What you need to do: Extract the full set of records, then give each one again exactly.

Begin

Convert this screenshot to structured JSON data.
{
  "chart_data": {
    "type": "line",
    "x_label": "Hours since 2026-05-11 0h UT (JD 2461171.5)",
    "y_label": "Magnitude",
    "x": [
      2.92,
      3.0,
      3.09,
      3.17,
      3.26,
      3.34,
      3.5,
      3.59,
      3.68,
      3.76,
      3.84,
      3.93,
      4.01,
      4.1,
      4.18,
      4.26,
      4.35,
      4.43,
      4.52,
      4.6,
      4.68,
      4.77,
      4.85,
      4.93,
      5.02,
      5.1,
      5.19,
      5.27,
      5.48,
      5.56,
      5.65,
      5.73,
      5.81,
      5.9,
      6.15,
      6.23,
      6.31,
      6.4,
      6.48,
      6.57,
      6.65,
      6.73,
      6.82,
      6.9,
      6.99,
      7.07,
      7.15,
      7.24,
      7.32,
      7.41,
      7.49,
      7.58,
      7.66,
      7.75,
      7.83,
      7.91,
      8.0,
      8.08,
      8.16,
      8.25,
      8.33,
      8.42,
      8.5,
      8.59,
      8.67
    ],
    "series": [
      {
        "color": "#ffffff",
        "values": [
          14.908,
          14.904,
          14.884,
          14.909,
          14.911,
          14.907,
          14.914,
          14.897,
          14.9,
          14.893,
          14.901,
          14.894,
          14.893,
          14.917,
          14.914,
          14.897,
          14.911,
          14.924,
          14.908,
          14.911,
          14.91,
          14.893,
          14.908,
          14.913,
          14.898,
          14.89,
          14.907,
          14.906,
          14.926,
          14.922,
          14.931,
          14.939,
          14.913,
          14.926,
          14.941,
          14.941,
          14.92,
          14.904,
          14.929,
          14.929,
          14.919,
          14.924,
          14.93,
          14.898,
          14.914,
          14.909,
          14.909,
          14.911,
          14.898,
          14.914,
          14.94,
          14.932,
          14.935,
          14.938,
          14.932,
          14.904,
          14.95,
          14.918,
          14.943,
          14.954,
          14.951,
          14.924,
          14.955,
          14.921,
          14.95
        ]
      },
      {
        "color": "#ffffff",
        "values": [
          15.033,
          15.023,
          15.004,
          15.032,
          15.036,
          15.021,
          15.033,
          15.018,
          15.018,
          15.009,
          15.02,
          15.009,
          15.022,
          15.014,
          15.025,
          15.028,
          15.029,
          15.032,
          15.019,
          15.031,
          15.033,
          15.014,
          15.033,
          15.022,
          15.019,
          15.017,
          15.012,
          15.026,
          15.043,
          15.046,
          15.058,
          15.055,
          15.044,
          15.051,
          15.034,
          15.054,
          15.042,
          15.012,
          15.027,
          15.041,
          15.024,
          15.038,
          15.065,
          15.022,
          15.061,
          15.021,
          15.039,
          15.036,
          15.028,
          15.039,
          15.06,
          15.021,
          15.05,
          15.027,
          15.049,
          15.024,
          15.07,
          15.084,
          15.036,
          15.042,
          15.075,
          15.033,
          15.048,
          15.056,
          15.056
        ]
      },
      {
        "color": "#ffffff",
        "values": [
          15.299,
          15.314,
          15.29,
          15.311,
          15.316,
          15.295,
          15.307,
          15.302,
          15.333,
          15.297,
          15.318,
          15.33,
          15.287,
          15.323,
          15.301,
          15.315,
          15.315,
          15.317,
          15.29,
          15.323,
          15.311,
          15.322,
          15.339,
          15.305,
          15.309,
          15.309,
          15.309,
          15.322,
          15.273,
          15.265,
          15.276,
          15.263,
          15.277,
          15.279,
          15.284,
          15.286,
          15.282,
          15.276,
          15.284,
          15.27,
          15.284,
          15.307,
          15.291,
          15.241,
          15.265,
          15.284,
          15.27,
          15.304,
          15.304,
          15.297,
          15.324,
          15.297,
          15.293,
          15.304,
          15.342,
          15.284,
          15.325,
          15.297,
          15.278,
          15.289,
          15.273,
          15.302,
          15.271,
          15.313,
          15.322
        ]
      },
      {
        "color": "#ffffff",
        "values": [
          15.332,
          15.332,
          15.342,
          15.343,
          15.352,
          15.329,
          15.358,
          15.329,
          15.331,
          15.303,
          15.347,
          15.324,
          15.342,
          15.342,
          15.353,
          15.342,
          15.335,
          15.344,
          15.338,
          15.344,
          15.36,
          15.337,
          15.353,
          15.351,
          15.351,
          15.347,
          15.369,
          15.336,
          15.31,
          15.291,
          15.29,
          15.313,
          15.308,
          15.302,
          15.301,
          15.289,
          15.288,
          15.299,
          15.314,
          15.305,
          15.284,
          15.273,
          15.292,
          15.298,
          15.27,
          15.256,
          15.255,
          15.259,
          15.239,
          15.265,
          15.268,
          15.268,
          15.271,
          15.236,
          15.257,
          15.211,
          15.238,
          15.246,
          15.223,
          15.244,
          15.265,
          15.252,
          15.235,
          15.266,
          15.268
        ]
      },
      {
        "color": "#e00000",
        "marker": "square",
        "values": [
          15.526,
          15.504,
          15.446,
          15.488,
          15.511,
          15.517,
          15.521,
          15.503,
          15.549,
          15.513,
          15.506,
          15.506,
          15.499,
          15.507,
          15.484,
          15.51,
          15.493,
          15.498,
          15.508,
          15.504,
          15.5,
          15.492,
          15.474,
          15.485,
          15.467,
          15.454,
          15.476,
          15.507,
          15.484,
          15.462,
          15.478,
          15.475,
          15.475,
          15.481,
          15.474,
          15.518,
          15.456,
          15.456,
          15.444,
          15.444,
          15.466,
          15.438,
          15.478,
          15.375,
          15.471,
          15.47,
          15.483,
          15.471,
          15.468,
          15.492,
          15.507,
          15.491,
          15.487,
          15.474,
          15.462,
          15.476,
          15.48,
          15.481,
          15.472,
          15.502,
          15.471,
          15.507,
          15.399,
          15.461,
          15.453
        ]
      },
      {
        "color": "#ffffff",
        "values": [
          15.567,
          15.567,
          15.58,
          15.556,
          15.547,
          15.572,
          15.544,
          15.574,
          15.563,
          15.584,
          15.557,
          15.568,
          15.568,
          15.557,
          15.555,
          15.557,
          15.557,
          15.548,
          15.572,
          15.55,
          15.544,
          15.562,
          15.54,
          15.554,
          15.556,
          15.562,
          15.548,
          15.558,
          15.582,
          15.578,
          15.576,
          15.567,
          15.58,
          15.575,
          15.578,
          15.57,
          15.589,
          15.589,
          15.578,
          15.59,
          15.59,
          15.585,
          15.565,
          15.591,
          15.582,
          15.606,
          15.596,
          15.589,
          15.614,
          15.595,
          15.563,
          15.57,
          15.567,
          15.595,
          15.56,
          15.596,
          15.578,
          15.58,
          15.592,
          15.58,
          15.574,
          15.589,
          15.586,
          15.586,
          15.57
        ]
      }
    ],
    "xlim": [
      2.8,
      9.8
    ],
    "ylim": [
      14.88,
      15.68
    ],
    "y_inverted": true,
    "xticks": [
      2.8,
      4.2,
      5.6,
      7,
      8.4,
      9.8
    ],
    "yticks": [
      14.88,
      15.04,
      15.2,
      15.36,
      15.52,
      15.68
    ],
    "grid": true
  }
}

End

Expected answer:
Convert this screenshot to structured JSON data.
{
  "chart_data": {
    "type": "line",
    "x_label": "Hours since 2026-05-11 0h UT (JD 2461171.5)",
    "y_label": "Magnitude",
    "x": [
      2.92,
      3.0,
      3.09,
      3.17,
      3.26,
      3.34,
      3.5,
      3.59,
      3.68,
      3.76,
      3.84,
      3.93,
      4.01,
      4.1,
      4.18,
      4.26,
      4.35,
      4.43,
      4.52,
      4.6,
      4.68,
      4.77,
      4.85,
      4.93,
      5.02,
      5.1,
      5.19,
      5.27,
      5.48,
      5.56,
      5.65,
      5.73,
      5.81,
      5.9,
      6.15,
      6.23,
      6.31,
      6.4,
      6.48,
      6.57,
      6.65,
      6.73,
      6.82,
      6.9,
      6.99,
      7.07,
      7.15,
      7.24,
      7.32,
      7.41,
      7.49,
      7.58,
      7.66,
      7.75,
      7.83,
      7.91,
      8.0,
      8.08,
      8.16,
      8.25,
      8.33,
      8.42,
      8.5,
      8.59,
      8.67
    ],
    "series": [
      {
        "color": "#ffffff",
        "values": [
          14.908,
          14.904,
          14.884,
          14.909,
          14.911,
          14.907,
          14.914,
          14.897,
          14.9,
          14.893,
          14.901,
          14.894,
          14.893,
          14.917,
          14.914,
          14.897,
          14.911,
          14.924,
          14.908,
          14.911,
          14.91,
          14.893,
          14.908,
          14.913,
          14.898,
          14.89,
          14.907,
          14.906,
          14.926,
          14.922,
          14.931,
          14.939,
          14.913,
          14.926,
          14.941,
          14.941,
          14.92,
          14.904,
          14.929,
          14.929,
          14.919,
          14.924,
          14.93,
          14.898,
          14.914,
          14.909,
          14.909,
          14.911,
          14.898,
          14.914,
          14.94,
          14.932,
          14.935,
          14.938,
          14.932,
          14.904,
          14.95,
          14.918,
          14.943,
          14.954,
          14.951,
          14.924,
          14.955,
          14.921,
          14.95
        ]
      },
      {
        "color": "#ffffff",
        "values": [
          15.033,
          15.023,
          15.004,
          15.032,
          15.036,
          15.021,
          15.033,
          15.018,
          15.018,
          15.009,
          15.02,
          15.009,
          15.022,
          15.014,
          15.025,
          15.028,
          15.029,
          15.032,
          15.019,
          15.031,
          15.033,
          15.014,
          15.033,
          15.022,
          15.019,
          15.017,
          15.012,
          15.026,
          15.043,
          15.046,
          15.058,
          15.055,
          15.044,
          15.051,
          15.034,
          15.054,
          15.042,
          15.012,
          15.027,
          15.041,
          15.024,
          15.038,
          15.065,
          15.022,
          15.061,
          15.021,
          15.039,
          15.036,
          15.028,
          15.039,
          15.06,
          15.021,
          15.05,
          15.027,
          15.049,
          15.024,
          15.07,
          15.084,
          15.036,
          15.042,
          15.075,
          15.033,
          15.048,
          15.056,
          15.056
        ]
      },
      {
        "color": "#ffffff",
        "values": [
          15.299,
          15.314,
          15.29,
          15.311,
          15.316,
          15.295,
          15.307,
          15.302,
          15.333,
          15.297,
          15.318,
          15.33,
          15.287,
          15.323,
          15.301,
          15.315,
          15.315,
          15.317,
          15.29,
          15.323,
          15.311,
          15.322,
          15.339,
          15.305,
          15.309,
          15.309,
          15.309,
          15.322,
          15.273,
          15.265,
          15.276,
          15.263,
          15.277,
          15.279,
          15.284,
          15.286,
          15.282,
          15.276,
          15.284,
          15.27,
          15.284,
          15.307,
          15.291,
          15.241,
          15.265,
          15.284,
          15.27,
          15.304,
          15.304,
          15.297,
          15.324,
          15.297,
          15.293,
          15.304,
          15.342,
          15.284,
          15.325,
          15.297,
          15.278,
          15.289,
          15.273,
          15.302,
          15.271,
          15.313,
          15.322
        ]
      },
      {
        "color": "#ffffff",
        "values": [
          15.332,
          15.332,
          15.342,
          15.343,
          15.352,
          15.329,
          15.358,
          15.329,
          15.331,
          15.303,
          15.347,
          15.324,
          15.342,
          15.342,
          15.353,
          15.342,
          15.335,
          15.344,
          15.338,
          15.344,
          15.36,
          15.337,
          15.353,
          15.351,
          15.351,
          15.347,
          15.369,
          15.336,
          15.31,
          15.291,
          15.29,
          15.313,
          15.308,
          15.302,
          15.301,
          15.289,
          15.288,
          15.299,
          15.314,
          15.305,
          15.284,
          15.273,
          15.292,
          15.298,
          15.27,
          15.256,
          15.255,
          15.259,
          15.239,
          15.265,
          15.268,
          15.268,
          15.271,
          15.236,
          15.257,
          15.211,
          15.238,
          15.246,
          15.223,
          15.244,
          15.265,
          15.252,
          15.235,
          15.266,
          15.268
        ]
      },
      {
        "color": "#e00000",
        "marker": "square",
        "values": [
          15.526,
          15.504,
          15.446,
          15.488,
          15.511,
          15.517,
          15.521,
          15.503,
          15.549,
          15.513,
          15.506,
          15.506,
          15.499,
          15.507,
          15.484,
          15.51,
          15.493,
          15.498,
          15.508,
          15.504,
          15.5,
          15.492,
          15.474,
          15.485,
          15.467,
          15.454,
          15.476,
          15.507,
          15.484,
          15.462,
          15.478,
          15.475,
          15.475,
          15.481,
          15.474,
          15.518,
          15.456,
          15.456,
          15.444,
          15.444,
          15.466,
          15.438,
          15.478,
          15.375,
          15.471,
          15.47,
          15.483,
          15.471,
          15.468,
          15.492,
          15.507,
          15.491,
          15.487,
          15.474,
          15.462,
          15.476,
          15.48,
          15.481,
          15.472,
          15.502,
          15.471,
          15.507,
          15.399,
          15.461,
          15.453
        ]
      },
      {
        "color": "#ffffff",
        "values": [
          15.567,
          15.567,
          15.58,
          15.556,
          15.547,
          15.572,
          15.544,
          15.574,
          15.563,
          15.584,
          15.557,
          15.568,
          15.568,
          15.557,
          15.555,
          15.557,
          15.557,
          15.548,
          15.572,
          15.55,
          15.544,
          15.562,
          15.54,
          15.554,
          15.556,
          15.562,
          15.548,
          15.558,
          15.582,
          15.578,
          15.576,
          15.567,
          15.58,
          15.575,
          15.578,
          15.57,
          15.589,
          15.589,
          15.578,
          15.59,
          15.59,
          15.585,
          15.565,
          15.591,
          15.582,
          15.606,
          15.596,
          15.589,
          15.614,
          15.595,
          15.563,
          15.57,
          15.567,
          15.595,
          15.56,
          15.596,
          15.578,
          15.58,
          15.592,
          15.58,
          15.574,
          15.589,
          15.586,
          15.586,
          15.57
        ]
      }
    ],
    "xlim": [
      2.8,
      9.8
    ],
    "ylim": [
      14.88,
      15.68
    ],
    "y_inverted": true,
    "xticks": [
      2.8,
      4.2,
      5.6,
      7,
      8.4,
      9.8
    ],
    "yticks": [
      14.88,
      15.04,
      15.2,
      15.36,
      15.52,
      15.68
    ],
    "grid": true
  }
}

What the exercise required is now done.